--- PROBLEM DESCRIPTION ---
Copy every one of the records below word for word, but leave out the pictures.

--- MATERIAL FOR THIS EXERCISE ---
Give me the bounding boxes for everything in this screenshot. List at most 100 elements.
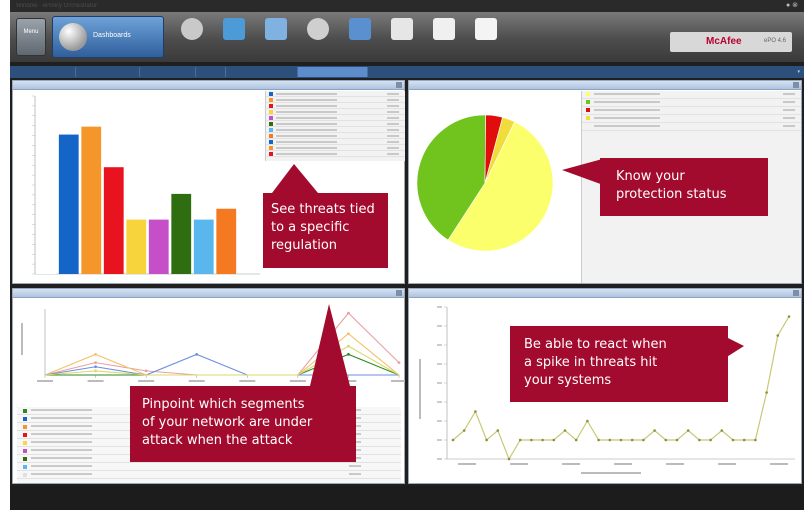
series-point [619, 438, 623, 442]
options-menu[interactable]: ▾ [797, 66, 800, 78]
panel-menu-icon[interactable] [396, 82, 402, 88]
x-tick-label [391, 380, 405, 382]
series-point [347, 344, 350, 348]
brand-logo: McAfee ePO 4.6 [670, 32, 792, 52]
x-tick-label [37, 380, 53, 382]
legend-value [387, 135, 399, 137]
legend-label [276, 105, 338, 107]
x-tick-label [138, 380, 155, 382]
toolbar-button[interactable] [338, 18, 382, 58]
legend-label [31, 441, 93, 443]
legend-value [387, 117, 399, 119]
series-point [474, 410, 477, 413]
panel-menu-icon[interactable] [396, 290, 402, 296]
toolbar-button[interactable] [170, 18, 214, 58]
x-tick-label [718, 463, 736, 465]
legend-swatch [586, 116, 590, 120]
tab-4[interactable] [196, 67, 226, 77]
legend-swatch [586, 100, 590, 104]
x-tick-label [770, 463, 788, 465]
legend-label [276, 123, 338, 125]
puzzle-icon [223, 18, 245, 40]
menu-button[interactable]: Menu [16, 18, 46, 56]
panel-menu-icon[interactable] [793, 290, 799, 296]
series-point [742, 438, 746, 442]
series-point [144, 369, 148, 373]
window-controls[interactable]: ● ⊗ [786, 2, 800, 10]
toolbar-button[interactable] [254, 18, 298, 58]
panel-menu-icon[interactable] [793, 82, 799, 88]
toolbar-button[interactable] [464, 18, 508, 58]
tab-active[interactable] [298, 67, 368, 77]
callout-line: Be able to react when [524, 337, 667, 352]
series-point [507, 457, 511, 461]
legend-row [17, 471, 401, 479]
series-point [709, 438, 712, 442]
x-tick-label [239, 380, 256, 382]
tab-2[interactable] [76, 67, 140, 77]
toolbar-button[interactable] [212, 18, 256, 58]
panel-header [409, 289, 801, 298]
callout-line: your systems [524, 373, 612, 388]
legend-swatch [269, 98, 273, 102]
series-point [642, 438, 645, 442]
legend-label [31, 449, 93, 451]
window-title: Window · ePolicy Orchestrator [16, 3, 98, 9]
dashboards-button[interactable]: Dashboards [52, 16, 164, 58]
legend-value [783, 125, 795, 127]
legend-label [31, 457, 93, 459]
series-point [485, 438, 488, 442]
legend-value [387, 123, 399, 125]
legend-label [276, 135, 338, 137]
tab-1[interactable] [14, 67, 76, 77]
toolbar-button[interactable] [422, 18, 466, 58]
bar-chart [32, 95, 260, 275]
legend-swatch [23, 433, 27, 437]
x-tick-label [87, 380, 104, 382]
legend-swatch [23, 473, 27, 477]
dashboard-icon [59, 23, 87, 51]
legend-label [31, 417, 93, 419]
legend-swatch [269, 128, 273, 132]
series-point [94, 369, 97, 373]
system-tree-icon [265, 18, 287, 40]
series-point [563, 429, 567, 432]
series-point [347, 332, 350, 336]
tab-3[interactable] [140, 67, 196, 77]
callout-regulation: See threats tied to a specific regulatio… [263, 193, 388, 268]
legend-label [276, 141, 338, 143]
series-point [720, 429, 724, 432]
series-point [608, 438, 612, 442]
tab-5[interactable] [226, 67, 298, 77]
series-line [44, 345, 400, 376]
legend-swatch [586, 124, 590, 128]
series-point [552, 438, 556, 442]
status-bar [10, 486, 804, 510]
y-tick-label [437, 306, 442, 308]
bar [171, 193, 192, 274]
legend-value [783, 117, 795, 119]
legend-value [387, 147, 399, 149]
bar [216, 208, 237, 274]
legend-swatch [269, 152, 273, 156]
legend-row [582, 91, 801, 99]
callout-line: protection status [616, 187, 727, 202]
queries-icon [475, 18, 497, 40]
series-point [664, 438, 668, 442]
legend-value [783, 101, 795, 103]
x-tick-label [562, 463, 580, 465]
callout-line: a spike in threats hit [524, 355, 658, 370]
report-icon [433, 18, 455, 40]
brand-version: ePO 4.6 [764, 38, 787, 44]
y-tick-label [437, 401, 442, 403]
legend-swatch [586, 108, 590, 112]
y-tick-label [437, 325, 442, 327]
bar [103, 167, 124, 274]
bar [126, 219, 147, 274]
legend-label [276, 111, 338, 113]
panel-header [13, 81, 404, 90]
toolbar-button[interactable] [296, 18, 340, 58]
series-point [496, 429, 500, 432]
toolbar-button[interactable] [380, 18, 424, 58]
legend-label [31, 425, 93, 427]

--- ANSWER FOR THIS EXERCISE ---
Give me the bounding boxes for everything in this screenshot. List at most 100 elements.
series-point [619, 438, 623, 442]
options-menu[interactable]: ▾ [797, 66, 800, 78]
panel-menu-icon[interactable] [396, 82, 402, 88]
x-tick-label [391, 380, 405, 382]
series-point [347, 344, 350, 348]
brand-logo: McAfee ePO 4.6 [670, 32, 792, 52]
x-tick-label [37, 380, 53, 382]
legend-value [387, 135, 399, 137]
legend-label [276, 105, 338, 107]
x-tick-label [138, 380, 155, 382]
toolbar-button[interactable] [338, 18, 382, 58]
legend-label [31, 441, 93, 443]
legend-value [387, 117, 399, 119]
series-point [474, 410, 477, 413]
panel-menu-icon[interactable] [396, 290, 402, 296]
toolbar-button[interactable] [170, 18, 214, 58]
x-tick-label [718, 463, 736, 465]
legend-swatch [586, 116, 590, 120]
tab-4[interactable] [196, 67, 226, 77]
legend-swatch [586, 100, 590, 104]
x-tick-label [770, 463, 788, 465]
legend-label [276, 123, 338, 125]
puzzle-icon [223, 18, 245, 40]
menu-button[interactable]: Menu [16, 18, 46, 56]
panel-menu-icon[interactable] [793, 290, 799, 296]
series-point [742, 438, 746, 442]
series-point [144, 369, 148, 373]
window-controls[interactable]: ● ⊗ [786, 2, 800, 10]
toolbar-button[interactable] [254, 18, 298, 58]
panel-menu-icon[interactable] [793, 82, 799, 88]
toolbar-button[interactable] [464, 18, 508, 58]
tab-active[interactable] [298, 67, 368, 77]
callout-line: Be able to react when [524, 337, 667, 352]
series-point [507, 457, 511, 461]
legend-row [17, 471, 401, 479]
series-point [709, 438, 712, 442]
x-tick-label [239, 380, 256, 382]
tab-2[interactable] [76, 67, 140, 77]
toolbar-button[interactable] [212, 18, 256, 58]
panel-header [409, 289, 801, 298]
callout-line: your systems [524, 373, 612, 388]
legend-swatch [269, 98, 273, 102]
series-point [642, 438, 645, 442]
legend-label [31, 449, 93, 451]
window-title: Window · ePolicy Orchestrator [16, 3, 98, 9]
dashboards-button[interactable]: Dashboards [52, 16, 164, 58]
legend-value [783, 125, 795, 127]
legend-label [31, 457, 93, 459]
series-point [485, 438, 488, 442]
legend-value [387, 123, 399, 125]
legend-label [276, 135, 338, 137]
tab-1[interactable] [14, 67, 76, 77]
toolbar-button[interactable] [422, 18, 466, 58]
bar-chart [32, 95, 260, 275]
legend-swatch [23, 433, 27, 437]
x-tick-label [87, 380, 104, 382]
legend-swatch [23, 473, 27, 477]
dashboard-icon [59, 23, 87, 51]
legend-label [31, 417, 93, 419]
legend-swatch [269, 128, 273, 132]
series-point [94, 369, 97, 373]
system-tree-icon [265, 18, 287, 40]
series-point [563, 429, 567, 432]
series-point [347, 332, 350, 336]
tab-3[interactable] [140, 67, 196, 77]
callout-regulation: See threats tied to a specific regulatio… [263, 193, 388, 268]
legend-label [276, 141, 338, 143]
series-point [720, 429, 724, 432]
series-point [608, 438, 612, 442]
tab-5[interactable] [226, 67, 298, 77]
series-line [44, 345, 400, 376]
legend-swatch [586, 124, 590, 128]
series-point [552, 438, 556, 442]
status-bar [10, 486, 804, 510]
y-tick-label [437, 306, 442, 308]
bar [171, 193, 192, 274]
legend-value [783, 117, 795, 119]
legend-value [387, 147, 399, 149]
bar [216, 208, 237, 274]
legend-swatch [269, 152, 273, 156]
legend-row [582, 91, 801, 99]
callout-line: protection status [616, 187, 727, 202]
queries-icon [475, 18, 497, 40]
series-point [664, 438, 668, 442]
legend-value [783, 101, 795, 103]
x-tick-label [562, 463, 580, 465]
callout-line: a spike in threats hit [524, 355, 658, 370]
report-icon [433, 18, 455, 40]
brand-version: ePO 4.6 [764, 38, 787, 44]
y-tick-label [437, 401, 442, 403]
legend-swatch [586, 108, 590, 112]
y-tick-label [437, 325, 442, 327]
bar [103, 167, 124, 274]
bar [126, 219, 147, 274]
legend-label [276, 111, 338, 113]
panel-header [13, 81, 404, 90]
toolbar-button[interactable] [296, 18, 340, 58]
series-point [496, 429, 500, 432]
toolbar-button[interactable] [380, 18, 424, 58]
legend-label [31, 425, 93, 427]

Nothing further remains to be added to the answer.